> **Problem requirements**
Tally the lines that include the word "protection" and reply with nothing but the total.

> **Records for the task**

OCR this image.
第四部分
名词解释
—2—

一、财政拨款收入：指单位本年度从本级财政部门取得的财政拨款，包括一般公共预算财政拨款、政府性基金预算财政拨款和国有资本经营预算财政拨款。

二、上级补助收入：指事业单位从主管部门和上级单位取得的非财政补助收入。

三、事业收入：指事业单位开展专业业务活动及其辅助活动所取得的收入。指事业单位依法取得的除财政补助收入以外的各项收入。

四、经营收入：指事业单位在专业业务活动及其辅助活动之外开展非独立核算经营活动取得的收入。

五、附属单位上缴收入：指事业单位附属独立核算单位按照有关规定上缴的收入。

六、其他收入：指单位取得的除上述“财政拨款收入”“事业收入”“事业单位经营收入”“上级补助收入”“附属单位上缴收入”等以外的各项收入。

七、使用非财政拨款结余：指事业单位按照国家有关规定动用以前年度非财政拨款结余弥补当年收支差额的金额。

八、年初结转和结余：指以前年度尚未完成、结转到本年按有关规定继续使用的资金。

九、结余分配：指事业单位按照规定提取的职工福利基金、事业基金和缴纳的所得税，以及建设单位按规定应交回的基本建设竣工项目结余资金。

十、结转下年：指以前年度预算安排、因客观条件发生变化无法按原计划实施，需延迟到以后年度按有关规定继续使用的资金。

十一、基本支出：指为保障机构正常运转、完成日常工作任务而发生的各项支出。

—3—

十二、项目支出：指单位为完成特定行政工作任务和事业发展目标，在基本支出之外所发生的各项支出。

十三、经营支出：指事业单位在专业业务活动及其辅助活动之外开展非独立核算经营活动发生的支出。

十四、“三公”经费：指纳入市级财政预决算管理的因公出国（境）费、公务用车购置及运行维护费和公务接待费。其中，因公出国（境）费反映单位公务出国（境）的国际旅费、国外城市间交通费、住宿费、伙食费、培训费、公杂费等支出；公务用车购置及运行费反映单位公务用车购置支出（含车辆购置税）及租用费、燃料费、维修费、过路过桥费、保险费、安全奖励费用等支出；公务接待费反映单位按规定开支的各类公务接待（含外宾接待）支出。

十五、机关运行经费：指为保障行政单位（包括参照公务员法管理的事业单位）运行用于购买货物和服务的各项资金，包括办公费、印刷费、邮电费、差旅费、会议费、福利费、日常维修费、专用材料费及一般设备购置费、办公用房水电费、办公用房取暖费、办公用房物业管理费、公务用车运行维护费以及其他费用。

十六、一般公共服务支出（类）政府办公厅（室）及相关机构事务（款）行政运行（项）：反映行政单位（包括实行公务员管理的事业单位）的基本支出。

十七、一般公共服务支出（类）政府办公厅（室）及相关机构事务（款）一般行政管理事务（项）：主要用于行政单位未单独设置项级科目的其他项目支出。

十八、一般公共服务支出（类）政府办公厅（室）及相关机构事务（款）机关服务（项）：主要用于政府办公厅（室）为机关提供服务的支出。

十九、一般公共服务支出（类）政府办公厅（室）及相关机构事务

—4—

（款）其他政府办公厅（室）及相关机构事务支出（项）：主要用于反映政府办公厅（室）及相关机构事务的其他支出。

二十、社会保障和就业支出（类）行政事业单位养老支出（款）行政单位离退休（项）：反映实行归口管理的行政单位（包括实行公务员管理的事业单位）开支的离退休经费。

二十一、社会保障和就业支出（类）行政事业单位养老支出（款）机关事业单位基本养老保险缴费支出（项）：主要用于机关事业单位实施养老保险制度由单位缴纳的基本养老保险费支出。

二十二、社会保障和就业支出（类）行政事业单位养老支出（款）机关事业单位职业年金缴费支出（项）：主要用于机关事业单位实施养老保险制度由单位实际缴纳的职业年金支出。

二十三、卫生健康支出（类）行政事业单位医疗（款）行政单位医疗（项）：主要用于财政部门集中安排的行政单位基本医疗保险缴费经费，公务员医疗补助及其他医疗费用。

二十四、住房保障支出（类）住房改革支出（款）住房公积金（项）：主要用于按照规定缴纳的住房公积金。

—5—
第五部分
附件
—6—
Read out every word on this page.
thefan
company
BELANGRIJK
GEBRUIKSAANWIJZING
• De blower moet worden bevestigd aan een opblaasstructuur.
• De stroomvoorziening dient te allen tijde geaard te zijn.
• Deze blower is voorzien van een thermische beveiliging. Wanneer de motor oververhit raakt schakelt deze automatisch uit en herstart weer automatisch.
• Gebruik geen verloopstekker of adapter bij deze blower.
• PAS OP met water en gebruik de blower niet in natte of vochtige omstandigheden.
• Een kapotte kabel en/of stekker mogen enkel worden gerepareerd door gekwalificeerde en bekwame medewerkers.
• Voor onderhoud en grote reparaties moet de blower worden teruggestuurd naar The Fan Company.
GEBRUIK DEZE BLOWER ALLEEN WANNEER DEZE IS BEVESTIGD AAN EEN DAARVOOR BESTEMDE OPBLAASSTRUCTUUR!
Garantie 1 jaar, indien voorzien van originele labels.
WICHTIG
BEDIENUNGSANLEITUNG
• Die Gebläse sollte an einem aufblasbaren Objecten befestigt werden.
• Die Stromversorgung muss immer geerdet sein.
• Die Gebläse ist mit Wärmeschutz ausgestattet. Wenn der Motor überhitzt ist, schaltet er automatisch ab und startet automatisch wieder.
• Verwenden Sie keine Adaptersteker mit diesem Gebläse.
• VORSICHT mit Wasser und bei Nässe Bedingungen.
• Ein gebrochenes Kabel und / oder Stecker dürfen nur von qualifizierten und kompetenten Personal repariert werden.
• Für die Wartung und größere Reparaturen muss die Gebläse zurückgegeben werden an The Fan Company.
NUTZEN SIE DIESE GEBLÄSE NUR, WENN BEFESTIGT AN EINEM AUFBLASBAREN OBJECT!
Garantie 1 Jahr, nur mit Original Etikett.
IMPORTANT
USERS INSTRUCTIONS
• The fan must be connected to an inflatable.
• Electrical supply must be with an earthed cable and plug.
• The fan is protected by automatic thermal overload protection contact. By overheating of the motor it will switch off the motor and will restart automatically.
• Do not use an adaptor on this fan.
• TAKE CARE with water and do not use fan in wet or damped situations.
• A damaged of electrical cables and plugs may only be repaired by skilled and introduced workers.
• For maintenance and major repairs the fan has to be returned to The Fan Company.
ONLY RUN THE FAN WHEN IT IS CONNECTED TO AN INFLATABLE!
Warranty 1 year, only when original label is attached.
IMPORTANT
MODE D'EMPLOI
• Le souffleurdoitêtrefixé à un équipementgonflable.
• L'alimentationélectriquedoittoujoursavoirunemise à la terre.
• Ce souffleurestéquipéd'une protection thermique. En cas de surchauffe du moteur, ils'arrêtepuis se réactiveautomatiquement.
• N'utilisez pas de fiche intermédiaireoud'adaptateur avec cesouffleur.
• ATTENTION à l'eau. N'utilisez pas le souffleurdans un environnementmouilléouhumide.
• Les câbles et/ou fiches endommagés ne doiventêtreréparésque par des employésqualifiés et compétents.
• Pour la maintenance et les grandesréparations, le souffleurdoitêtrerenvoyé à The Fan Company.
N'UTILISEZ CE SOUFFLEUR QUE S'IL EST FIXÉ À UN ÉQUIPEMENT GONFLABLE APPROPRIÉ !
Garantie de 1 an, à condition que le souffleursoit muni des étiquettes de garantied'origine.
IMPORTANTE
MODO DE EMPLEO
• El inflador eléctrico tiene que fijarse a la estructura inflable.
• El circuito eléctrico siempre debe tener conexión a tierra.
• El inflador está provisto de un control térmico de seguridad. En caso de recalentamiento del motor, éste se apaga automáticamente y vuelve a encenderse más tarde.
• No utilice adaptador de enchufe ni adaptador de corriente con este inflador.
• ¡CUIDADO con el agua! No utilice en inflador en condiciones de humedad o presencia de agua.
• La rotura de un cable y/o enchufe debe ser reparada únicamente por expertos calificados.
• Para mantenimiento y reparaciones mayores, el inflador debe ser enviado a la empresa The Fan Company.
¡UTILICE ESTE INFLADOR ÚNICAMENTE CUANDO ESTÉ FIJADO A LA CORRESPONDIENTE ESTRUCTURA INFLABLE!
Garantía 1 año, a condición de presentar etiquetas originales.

> **Exercise answer**
2